__Short exercise__: Go through the entries below and count the lines holding the word "appliance". Reply with only the number, please.

__Data extract__:

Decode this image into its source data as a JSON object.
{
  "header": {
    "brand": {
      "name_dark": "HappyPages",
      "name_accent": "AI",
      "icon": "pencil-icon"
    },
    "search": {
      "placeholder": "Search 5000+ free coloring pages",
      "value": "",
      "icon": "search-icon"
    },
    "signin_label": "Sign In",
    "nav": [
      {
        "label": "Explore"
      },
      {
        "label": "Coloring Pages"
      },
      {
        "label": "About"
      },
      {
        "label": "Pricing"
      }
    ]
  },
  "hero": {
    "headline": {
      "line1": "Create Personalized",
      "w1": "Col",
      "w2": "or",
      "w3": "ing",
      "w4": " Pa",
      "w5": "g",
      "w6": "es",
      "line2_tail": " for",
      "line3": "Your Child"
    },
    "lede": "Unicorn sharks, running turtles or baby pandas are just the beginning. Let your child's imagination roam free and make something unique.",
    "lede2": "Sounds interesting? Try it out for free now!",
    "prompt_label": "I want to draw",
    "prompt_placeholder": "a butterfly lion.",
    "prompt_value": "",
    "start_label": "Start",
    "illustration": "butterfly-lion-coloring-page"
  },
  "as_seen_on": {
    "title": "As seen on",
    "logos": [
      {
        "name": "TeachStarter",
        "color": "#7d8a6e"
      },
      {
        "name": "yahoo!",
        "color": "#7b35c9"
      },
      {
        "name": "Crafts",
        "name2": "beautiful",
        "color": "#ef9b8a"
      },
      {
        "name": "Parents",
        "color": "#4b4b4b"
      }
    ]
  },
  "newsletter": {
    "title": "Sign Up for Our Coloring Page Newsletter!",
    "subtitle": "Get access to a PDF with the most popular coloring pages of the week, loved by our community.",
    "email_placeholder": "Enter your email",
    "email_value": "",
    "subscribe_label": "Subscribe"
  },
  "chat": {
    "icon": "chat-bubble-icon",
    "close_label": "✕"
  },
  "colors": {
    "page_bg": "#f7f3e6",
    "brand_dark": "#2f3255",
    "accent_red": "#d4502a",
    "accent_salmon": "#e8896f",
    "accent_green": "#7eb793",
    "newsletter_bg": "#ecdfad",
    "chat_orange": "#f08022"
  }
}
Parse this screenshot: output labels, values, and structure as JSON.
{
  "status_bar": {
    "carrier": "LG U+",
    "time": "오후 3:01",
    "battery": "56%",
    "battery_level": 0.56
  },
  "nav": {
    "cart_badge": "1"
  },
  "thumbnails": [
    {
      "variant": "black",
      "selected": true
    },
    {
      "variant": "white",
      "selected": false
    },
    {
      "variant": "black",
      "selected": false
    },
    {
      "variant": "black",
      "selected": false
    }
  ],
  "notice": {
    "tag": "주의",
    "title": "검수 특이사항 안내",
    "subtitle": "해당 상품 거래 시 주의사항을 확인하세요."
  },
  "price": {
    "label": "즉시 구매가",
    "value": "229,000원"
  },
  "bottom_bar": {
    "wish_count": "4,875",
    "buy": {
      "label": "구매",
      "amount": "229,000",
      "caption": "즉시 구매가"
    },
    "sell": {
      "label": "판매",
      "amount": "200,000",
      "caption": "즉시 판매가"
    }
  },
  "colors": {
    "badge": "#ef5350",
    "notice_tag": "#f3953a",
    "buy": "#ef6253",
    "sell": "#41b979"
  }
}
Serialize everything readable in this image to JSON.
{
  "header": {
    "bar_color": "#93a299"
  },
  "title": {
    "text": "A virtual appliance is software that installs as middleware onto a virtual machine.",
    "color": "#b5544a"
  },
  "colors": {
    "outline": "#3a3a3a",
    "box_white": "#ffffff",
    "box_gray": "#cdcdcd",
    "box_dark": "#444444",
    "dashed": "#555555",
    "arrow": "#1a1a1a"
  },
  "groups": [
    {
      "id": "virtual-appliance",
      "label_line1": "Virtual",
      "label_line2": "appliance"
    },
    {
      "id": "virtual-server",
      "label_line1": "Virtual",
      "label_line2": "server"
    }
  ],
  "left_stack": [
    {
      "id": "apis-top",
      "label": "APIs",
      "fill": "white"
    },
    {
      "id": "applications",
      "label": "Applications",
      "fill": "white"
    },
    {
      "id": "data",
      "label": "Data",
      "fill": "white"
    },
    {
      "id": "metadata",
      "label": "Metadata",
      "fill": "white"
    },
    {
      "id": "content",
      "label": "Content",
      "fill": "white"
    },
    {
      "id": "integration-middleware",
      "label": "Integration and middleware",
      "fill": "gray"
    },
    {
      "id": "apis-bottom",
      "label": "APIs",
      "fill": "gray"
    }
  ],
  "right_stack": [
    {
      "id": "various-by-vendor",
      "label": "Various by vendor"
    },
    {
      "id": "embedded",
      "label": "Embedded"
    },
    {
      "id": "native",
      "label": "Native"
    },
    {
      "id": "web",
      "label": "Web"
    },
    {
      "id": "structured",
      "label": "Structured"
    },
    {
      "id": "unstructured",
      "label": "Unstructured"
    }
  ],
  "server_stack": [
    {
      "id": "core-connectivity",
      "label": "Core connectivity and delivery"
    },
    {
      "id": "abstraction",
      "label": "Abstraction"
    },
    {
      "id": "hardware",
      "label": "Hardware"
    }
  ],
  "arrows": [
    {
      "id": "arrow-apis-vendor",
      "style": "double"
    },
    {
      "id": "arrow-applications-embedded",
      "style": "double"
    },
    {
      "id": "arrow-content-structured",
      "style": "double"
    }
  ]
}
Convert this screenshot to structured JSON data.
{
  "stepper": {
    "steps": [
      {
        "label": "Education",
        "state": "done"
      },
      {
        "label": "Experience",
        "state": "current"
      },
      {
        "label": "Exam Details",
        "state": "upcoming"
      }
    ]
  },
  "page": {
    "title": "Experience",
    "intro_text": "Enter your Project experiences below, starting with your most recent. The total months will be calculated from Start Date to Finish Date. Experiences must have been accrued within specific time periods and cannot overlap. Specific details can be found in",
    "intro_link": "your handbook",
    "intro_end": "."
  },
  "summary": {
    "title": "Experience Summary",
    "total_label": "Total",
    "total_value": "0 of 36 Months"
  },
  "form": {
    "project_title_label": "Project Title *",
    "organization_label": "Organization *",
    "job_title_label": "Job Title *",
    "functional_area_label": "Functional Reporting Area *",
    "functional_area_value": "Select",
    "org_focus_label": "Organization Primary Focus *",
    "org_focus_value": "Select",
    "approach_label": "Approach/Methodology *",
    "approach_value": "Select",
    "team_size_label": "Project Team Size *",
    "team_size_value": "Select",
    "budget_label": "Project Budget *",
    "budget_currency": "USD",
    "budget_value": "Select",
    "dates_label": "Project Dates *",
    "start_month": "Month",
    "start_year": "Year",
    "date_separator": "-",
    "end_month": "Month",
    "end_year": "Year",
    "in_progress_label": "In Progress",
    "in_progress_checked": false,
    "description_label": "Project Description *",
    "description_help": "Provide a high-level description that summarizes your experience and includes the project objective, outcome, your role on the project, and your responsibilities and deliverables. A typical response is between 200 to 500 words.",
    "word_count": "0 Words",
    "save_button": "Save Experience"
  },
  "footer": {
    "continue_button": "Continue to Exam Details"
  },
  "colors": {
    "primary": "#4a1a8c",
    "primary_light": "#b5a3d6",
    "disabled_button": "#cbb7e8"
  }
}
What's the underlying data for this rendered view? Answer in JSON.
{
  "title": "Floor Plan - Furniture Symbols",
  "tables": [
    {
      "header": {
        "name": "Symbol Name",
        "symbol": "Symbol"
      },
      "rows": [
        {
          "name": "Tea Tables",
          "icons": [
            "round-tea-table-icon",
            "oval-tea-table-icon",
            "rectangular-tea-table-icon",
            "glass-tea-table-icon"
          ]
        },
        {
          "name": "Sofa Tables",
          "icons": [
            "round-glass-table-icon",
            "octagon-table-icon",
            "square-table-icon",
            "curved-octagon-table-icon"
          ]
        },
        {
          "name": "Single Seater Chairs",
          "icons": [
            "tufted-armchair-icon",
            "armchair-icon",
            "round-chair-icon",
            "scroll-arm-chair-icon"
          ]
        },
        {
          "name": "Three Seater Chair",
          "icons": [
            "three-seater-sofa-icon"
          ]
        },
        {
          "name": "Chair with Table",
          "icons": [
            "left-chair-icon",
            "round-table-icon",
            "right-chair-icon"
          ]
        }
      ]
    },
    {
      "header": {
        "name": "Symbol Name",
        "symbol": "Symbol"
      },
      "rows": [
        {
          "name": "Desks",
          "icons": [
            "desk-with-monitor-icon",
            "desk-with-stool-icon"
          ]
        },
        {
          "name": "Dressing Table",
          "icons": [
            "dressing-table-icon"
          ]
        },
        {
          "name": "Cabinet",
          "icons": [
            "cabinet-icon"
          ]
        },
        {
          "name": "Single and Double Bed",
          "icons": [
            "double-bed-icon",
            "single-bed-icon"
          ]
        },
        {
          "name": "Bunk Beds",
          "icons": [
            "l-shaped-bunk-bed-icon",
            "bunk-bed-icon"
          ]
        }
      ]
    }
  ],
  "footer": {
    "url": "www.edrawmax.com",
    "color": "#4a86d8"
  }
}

__Solution for this task__: 3